Data extracted from a collection:
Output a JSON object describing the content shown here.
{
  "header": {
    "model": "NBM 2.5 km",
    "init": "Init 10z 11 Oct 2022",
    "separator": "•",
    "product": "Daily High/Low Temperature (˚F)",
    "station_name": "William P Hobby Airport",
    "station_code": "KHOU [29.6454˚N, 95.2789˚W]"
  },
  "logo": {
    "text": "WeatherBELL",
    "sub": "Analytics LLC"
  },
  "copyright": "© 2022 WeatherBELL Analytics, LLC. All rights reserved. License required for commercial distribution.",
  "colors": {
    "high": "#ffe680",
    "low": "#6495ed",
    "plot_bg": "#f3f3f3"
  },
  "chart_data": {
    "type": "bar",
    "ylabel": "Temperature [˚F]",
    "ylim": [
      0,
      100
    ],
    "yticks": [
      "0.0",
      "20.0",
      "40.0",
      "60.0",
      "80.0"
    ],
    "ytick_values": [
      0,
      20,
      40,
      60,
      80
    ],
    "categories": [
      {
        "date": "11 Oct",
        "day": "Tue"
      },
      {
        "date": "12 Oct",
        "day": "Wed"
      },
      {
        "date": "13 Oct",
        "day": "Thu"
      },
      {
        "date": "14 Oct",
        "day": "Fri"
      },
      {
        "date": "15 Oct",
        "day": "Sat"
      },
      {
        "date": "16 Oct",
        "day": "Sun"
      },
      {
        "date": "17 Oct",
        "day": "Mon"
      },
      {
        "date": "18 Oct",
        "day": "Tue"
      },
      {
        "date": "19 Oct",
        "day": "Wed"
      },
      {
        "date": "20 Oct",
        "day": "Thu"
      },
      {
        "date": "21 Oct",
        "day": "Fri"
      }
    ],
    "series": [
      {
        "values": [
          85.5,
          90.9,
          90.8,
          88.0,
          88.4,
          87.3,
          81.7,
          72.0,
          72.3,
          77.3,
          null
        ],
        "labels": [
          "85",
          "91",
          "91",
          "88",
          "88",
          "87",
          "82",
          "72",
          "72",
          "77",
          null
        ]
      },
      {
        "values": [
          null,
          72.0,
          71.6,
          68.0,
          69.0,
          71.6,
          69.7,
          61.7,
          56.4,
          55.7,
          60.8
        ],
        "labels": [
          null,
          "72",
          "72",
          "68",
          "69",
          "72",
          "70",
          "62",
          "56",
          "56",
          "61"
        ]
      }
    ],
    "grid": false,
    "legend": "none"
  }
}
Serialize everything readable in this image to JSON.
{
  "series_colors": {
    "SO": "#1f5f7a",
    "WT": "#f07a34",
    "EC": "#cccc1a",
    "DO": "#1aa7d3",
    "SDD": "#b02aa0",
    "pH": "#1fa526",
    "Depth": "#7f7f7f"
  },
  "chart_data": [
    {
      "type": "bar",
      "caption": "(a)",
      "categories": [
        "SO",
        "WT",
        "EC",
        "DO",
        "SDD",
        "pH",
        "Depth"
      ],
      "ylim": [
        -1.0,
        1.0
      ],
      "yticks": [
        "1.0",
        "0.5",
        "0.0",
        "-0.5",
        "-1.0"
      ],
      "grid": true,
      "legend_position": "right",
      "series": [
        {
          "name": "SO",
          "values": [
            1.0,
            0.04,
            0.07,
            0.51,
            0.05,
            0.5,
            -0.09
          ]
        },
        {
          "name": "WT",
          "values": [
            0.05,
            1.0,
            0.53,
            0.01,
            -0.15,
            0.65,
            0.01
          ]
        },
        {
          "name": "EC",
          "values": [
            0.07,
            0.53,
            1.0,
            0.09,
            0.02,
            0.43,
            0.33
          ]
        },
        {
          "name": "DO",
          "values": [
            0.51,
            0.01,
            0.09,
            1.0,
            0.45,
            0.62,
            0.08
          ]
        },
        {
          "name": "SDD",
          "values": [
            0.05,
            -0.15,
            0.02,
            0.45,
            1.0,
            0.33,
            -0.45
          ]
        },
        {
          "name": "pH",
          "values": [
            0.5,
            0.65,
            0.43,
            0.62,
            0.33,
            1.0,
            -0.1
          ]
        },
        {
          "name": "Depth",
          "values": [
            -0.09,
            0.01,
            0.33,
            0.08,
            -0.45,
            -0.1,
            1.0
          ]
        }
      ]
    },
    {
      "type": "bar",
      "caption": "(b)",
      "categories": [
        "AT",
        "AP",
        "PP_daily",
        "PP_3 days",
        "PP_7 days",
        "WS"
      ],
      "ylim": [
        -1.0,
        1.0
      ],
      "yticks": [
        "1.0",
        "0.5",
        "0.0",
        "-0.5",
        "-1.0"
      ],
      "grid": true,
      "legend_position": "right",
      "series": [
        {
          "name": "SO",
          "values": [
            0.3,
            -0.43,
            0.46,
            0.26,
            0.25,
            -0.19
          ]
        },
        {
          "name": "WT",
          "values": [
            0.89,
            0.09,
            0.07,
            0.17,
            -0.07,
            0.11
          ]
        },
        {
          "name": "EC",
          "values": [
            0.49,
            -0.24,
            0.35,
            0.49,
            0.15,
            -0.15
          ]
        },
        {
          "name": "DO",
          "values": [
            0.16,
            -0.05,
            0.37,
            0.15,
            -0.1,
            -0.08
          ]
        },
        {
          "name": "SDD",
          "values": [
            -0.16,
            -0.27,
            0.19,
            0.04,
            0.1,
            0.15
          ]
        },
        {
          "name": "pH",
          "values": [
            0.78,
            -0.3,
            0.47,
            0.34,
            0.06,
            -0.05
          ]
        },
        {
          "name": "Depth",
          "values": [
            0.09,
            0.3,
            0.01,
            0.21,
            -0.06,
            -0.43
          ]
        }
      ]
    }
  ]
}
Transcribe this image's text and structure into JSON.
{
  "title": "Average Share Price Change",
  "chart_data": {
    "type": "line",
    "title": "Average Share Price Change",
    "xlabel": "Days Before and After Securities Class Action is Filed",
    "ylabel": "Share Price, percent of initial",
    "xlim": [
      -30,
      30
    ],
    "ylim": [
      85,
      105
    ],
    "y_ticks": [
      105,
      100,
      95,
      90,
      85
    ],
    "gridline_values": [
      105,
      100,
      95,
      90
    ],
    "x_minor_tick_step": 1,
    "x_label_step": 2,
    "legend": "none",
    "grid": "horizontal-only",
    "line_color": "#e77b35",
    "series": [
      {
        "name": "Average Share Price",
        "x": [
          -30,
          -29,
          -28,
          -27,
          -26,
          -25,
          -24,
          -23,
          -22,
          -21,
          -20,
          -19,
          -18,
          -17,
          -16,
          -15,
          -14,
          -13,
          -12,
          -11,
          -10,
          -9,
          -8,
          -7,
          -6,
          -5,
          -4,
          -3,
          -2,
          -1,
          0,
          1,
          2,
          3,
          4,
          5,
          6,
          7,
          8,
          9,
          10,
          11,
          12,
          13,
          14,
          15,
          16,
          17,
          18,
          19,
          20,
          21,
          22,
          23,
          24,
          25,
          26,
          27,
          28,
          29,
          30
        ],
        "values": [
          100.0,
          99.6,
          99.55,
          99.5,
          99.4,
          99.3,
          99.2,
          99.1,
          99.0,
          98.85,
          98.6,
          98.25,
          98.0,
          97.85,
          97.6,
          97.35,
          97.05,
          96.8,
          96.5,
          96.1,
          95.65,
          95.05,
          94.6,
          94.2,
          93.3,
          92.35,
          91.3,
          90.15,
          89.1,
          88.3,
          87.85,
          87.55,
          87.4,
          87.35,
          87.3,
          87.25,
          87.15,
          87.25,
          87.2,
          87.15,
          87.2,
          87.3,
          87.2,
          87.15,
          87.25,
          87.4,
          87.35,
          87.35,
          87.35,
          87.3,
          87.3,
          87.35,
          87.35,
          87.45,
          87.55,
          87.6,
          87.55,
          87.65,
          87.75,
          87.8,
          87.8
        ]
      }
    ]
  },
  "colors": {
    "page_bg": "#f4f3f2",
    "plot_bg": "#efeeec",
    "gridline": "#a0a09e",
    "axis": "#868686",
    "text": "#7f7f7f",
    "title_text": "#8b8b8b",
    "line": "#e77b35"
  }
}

Problem details:
Extract lines where the string "Price" occurs.

Result of this exercise:
  "title": "Average Share Price Change",
    "title": "Average Share Price Change",
    "ylabel": "Share Price, percent of initial",
        "name": "Average Share Price",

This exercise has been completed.